Exercise aim:
Reproduce all lines of the listing below in which the word "text" occurs.

(Dataset items)
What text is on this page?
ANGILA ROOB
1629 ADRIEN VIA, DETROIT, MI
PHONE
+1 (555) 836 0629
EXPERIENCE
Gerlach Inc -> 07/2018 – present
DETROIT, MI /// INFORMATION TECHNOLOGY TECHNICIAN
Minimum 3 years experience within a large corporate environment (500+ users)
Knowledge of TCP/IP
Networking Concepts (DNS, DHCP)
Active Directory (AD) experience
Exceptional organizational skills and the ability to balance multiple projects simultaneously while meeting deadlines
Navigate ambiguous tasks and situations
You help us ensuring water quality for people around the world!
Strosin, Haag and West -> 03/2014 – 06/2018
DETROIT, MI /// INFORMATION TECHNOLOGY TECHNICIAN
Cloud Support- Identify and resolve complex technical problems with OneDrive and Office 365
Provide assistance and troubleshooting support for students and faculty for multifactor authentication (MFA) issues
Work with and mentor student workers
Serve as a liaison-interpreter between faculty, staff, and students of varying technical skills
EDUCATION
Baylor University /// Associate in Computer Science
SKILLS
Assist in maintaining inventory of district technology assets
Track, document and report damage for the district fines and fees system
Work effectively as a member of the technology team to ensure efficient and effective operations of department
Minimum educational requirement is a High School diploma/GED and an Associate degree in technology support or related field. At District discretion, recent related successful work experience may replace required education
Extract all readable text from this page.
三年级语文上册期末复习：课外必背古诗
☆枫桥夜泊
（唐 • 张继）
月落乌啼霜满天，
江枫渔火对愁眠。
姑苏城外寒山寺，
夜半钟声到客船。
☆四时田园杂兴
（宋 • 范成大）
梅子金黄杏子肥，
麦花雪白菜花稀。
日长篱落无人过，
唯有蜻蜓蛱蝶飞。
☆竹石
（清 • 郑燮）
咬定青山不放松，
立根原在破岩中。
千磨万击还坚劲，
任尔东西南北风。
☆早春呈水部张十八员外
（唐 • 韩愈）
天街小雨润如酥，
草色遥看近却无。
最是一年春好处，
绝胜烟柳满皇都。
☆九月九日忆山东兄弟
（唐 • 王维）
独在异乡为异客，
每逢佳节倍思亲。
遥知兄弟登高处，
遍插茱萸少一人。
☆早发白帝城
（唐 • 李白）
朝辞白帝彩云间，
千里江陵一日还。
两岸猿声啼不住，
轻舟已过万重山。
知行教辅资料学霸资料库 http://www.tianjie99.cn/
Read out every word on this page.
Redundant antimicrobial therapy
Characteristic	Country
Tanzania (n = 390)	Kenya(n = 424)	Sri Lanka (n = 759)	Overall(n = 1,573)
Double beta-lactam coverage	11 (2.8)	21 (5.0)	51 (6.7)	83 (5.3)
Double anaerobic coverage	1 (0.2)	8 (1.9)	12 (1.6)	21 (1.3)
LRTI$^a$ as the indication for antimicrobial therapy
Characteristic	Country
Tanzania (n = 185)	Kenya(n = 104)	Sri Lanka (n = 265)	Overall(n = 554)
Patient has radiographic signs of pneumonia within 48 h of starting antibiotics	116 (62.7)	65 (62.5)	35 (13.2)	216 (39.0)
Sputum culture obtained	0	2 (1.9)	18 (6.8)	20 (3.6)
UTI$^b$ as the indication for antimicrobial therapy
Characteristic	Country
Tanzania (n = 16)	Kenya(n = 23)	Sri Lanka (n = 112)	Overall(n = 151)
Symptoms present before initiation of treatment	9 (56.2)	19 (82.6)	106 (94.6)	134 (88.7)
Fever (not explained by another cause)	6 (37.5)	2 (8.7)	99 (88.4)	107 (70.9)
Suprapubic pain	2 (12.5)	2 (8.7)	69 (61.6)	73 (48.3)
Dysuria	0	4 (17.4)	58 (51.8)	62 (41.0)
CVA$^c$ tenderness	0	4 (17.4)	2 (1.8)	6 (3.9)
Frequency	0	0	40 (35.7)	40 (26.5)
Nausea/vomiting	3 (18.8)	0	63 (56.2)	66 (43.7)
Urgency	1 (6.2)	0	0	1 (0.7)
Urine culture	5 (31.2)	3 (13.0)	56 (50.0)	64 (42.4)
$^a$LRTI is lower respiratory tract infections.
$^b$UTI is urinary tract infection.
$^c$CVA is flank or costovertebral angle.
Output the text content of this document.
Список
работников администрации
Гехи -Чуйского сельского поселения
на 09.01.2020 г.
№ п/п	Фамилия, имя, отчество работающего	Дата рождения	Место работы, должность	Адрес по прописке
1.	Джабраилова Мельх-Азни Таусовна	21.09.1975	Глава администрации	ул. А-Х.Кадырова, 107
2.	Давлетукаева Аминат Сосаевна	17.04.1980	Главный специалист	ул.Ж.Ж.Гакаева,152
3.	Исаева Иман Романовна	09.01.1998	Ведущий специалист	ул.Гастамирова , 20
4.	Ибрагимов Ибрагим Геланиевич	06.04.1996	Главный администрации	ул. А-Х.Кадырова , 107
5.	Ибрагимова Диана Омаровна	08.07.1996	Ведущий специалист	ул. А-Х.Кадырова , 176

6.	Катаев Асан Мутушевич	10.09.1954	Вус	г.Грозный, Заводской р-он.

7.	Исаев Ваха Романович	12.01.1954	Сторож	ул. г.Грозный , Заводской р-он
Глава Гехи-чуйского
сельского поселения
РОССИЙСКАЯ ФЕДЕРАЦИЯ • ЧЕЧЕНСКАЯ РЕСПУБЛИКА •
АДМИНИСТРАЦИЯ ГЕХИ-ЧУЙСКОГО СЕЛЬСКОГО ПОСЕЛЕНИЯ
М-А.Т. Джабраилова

Solved exercise:
What text is on this page?
Extract all readable text from this page.
Output the text content of this document.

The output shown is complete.